EXERCISE DIRECTIONS:
Each line of the data has to be transcribed exactly.

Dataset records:
• • •

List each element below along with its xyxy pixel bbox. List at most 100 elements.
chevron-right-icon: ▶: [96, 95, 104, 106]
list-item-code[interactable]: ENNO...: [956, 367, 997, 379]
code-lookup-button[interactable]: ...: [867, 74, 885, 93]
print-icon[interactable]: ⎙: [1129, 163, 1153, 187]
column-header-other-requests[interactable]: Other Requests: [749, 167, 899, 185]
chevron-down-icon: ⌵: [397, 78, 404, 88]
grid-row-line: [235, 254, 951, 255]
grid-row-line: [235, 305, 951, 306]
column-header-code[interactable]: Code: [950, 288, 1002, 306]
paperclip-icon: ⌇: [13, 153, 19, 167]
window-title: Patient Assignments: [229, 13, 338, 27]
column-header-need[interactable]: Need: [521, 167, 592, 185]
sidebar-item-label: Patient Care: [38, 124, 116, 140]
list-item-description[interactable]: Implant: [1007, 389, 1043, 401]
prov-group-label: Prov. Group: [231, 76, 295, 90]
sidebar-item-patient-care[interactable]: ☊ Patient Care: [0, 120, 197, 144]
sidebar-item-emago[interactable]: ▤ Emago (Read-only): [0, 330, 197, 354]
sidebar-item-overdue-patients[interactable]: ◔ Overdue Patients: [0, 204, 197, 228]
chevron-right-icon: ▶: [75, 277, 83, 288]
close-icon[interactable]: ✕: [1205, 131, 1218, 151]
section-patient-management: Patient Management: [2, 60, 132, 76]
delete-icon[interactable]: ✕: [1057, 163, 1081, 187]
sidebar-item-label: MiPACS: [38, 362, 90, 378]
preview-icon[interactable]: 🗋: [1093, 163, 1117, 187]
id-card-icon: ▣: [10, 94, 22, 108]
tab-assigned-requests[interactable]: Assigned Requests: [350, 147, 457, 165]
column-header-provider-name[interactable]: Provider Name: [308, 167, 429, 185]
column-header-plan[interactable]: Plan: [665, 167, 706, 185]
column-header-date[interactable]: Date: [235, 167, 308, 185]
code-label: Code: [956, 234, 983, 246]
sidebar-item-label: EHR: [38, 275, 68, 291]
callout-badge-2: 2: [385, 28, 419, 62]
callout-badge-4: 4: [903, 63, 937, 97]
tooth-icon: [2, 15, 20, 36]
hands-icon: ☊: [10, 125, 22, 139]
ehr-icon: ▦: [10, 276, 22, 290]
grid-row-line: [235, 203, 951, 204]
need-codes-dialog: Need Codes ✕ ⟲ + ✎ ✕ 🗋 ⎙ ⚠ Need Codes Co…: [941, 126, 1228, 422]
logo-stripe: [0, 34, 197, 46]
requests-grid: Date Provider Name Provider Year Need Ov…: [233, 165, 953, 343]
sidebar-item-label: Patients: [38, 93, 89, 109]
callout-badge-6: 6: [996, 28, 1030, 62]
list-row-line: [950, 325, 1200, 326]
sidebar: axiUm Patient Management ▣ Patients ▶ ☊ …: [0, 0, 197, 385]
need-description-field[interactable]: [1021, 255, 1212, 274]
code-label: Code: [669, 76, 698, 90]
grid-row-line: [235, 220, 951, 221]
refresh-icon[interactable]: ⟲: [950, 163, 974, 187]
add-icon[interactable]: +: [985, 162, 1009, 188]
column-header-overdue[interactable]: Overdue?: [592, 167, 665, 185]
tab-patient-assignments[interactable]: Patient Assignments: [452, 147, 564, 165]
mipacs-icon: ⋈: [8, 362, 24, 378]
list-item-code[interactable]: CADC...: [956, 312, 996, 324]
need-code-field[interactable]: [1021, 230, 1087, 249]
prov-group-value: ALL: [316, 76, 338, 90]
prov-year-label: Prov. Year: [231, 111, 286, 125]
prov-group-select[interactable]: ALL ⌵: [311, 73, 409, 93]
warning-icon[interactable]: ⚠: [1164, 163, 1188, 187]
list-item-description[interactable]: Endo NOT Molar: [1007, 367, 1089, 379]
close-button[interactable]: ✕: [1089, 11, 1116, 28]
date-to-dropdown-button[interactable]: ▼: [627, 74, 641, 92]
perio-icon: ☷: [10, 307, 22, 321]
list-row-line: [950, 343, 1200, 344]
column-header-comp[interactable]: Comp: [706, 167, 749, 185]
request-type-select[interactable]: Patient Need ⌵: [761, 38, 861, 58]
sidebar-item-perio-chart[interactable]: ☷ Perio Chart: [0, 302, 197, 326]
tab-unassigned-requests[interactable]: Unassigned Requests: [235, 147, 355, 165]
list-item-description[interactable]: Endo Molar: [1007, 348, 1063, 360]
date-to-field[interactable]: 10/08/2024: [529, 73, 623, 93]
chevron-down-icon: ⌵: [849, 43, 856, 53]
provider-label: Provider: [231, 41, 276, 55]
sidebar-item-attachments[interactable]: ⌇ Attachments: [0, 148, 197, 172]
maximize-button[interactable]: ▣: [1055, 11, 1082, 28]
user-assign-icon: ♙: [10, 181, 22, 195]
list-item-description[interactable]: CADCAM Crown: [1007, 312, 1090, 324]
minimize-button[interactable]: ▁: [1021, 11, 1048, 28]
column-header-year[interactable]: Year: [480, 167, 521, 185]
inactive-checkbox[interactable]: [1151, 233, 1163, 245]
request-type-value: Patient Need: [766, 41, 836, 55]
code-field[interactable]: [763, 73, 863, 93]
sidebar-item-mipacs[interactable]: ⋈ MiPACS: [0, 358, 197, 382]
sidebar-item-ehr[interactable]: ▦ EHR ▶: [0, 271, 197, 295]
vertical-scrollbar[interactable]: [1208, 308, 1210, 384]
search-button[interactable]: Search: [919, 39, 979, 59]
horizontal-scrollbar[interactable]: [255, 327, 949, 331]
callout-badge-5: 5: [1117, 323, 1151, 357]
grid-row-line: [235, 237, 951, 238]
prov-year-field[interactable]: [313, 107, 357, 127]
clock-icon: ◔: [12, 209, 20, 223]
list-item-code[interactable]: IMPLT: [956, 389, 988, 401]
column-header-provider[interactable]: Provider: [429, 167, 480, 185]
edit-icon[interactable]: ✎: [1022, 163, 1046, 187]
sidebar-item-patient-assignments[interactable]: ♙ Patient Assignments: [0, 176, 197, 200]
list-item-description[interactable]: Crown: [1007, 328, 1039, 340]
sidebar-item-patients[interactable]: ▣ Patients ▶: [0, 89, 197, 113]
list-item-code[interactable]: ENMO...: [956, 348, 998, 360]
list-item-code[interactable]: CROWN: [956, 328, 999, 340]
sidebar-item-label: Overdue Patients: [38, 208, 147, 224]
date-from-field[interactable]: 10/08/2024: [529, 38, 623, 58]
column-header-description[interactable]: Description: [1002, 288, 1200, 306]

• • •

ANSWER BOX:
List each element below along with its xyxy pixel bbox. List at most 100 elements.
chevron-right-icon: ▶: [96, 95, 104, 106]
list-item-code[interactable]: ENNO...: [956, 367, 997, 379]
code-lookup-button[interactable]: ...: [867, 74, 885, 93]
print-icon[interactable]: ⎙: [1129, 163, 1153, 187]
column-header-other-requests[interactable]: Other Requests: [749, 167, 899, 185]
chevron-down-icon: ⌵: [397, 78, 404, 88]
grid-row-line: [235, 254, 951, 255]
grid-row-line: [235, 305, 951, 306]
column-header-code[interactable]: Code: [950, 288, 1002, 306]
paperclip-icon: ⌇: [13, 153, 19, 167]
window-title: Patient Assignments: [229, 13, 338, 27]
column-header-need[interactable]: Need: [521, 167, 592, 185]
sidebar-item-label: Patient Care: [38, 124, 116, 140]
list-item-description[interactable]: Implant: [1007, 389, 1043, 401]
prov-group-label: Prov. Group: [231, 76, 295, 90]
sidebar-item-patient-care[interactable]: ☊ Patient Care: [0, 120, 197, 144]
sidebar-item-emago[interactable]: ▤ Emago (Read-only): [0, 330, 197, 354]
sidebar-item-overdue-patients[interactable]: ◔ Overdue Patients: [0, 204, 197, 228]
chevron-right-icon: ▶: [75, 277, 83, 288]
close-icon[interactable]: ✕: [1205, 131, 1218, 151]
section-patient-management: Patient Management: [2, 60, 132, 76]
delete-icon[interactable]: ✕: [1057, 163, 1081, 187]
sidebar-item-label: MiPACS: [38, 362, 90, 378]
preview-icon[interactable]: 🗋: [1093, 163, 1117, 187]
id-card-icon: ▣: [10, 94, 22, 108]
tab-assigned-requests[interactable]: Assigned Requests: [350, 147, 457, 165]
column-header-provider-name[interactable]: Provider Name: [308, 167, 429, 185]
column-header-plan[interactable]: Plan: [665, 167, 706, 185]
column-header-date[interactable]: Date: [235, 167, 308, 185]
code-label: Code: [956, 234, 983, 246]
sidebar-item-label: EHR: [38, 275, 68, 291]
callout-badge-2: 2: [385, 28, 419, 62]
callout-badge-4: 4: [903, 63, 937, 97]
tooth-icon: [2, 15, 20, 36]
hands-icon: ☊: [10, 125, 22, 139]
ehr-icon: ▦: [10, 276, 22, 290]
grid-row-line: [235, 203, 951, 204]
need-codes-dialog: Need Codes ✕ ⟲ + ✎ ✕ 🗋 ⎙ ⚠ Need Codes Co…: [941, 126, 1228, 422]
logo-stripe: [0, 34, 197, 46]
requests-grid: Date Provider Name Provider Year Need Ov…: [233, 165, 953, 343]
sidebar-item-label: Patients: [38, 93, 89, 109]
callout-badge-6: 6: [996, 28, 1030, 62]
list-row-line: [950, 325, 1200, 326]
sidebar: axiUm Patient Management ▣ Patients ▶ ☊ …: [0, 0, 197, 385]
need-description-field[interactable]: [1021, 255, 1212, 274]
code-label: Code: [669, 76, 698, 90]
grid-row-line: [235, 220, 951, 221]
refresh-icon[interactable]: ⟲: [950, 163, 974, 187]
add-icon[interactable]: +: [985, 162, 1009, 188]
column-header-overdue[interactable]: Overdue?: [592, 167, 665, 185]
tab-patient-assignments[interactable]: Patient Assignments: [452, 147, 564, 165]
mipacs-icon: ⋈: [8, 362, 24, 378]
list-item-code[interactable]: CADC...: [956, 312, 996, 324]
need-code-field[interactable]: [1021, 230, 1087, 249]
prov-group-value: ALL: [316, 76, 338, 90]
prov-year-label: Prov. Year: [231, 111, 286, 125]
prov-group-select[interactable]: ALL ⌵: [311, 73, 409, 93]
warning-icon[interactable]: ⚠: [1164, 163, 1188, 187]
list-item-description[interactable]: Endo NOT Molar: [1007, 367, 1089, 379]
close-button[interactable]: ✕: [1089, 11, 1116, 28]
date-to-dropdown-button[interactable]: ▼: [627, 74, 641, 92]
perio-icon: ☷: [10, 307, 22, 321]
list-row-line: [950, 343, 1200, 344]
column-header-comp[interactable]: Comp: [706, 167, 749, 185]
request-type-select[interactable]: Patient Need ⌵: [761, 38, 861, 58]
sidebar-item-perio-chart[interactable]: ☷ Perio Chart: [0, 302, 197, 326]
tab-unassigned-requests[interactable]: Unassigned Requests: [235, 147, 355, 165]
list-item-description[interactable]: Endo Molar: [1007, 348, 1063, 360]
date-to-field[interactable]: 10/08/2024: [529, 73, 623, 93]
chevron-down-icon: ⌵: [849, 43, 856, 53]
provider-label: Provider: [231, 41, 276, 55]
sidebar-item-attachments[interactable]: ⌇ Attachments: [0, 148, 197, 172]
maximize-button[interactable]: ▣: [1055, 11, 1082, 28]
user-assign-icon: ♙: [10, 181, 22, 195]
list-item-description[interactable]: CADCAM Crown: [1007, 312, 1090, 324]
minimize-button[interactable]: ▁: [1021, 11, 1048, 28]
column-header-year[interactable]: Year: [480, 167, 521, 185]
inactive-checkbox[interactable]: [1151, 233, 1163, 245]
request-type-value: Patient Need: [766, 41, 836, 55]
code-field[interactable]: [763, 73, 863, 93]
sidebar-item-mipacs[interactable]: ⋈ MiPACS: [0, 358, 197, 382]
sidebar-item-ehr[interactable]: ▦ EHR ▶: [0, 271, 197, 295]
vertical-scrollbar[interactable]: [1208, 308, 1210, 384]
search-button[interactable]: Search: [919, 39, 979, 59]
horizontal-scrollbar[interactable]: [255, 327, 949, 331]
callout-badge-5: 5: [1117, 323, 1151, 357]
grid-row-line: [235, 237, 951, 238]
prov-year-field[interactable]: [313, 107, 357, 127]
clock-icon: ◔: [12, 209, 20, 223]
list-item-code[interactable]: IMPLT: [956, 389, 988, 401]
column-header-provider[interactable]: Provider: [429, 167, 480, 185]
edit-icon[interactable]: ✎: [1022, 163, 1046, 187]
sidebar-item-patient-assignments[interactable]: ♙ Patient Assignments: [0, 176, 197, 200]
list-item-description[interactable]: Crown: [1007, 328, 1039, 340]
sidebar-item-patients[interactable]: ▣ Patients ▶: [0, 89, 197, 113]
list-item-code[interactable]: ENMO...: [956, 348, 998, 360]
list-item-code[interactable]: CROWN: [956, 328, 999, 340]
sidebar-item-label: Overdue Patients: [38, 208, 147, 224]
date-from-field[interactable]: 10/08/2024: [529, 38, 623, 58]
column-header-description[interactable]: Description: [1002, 288, 1200, 306]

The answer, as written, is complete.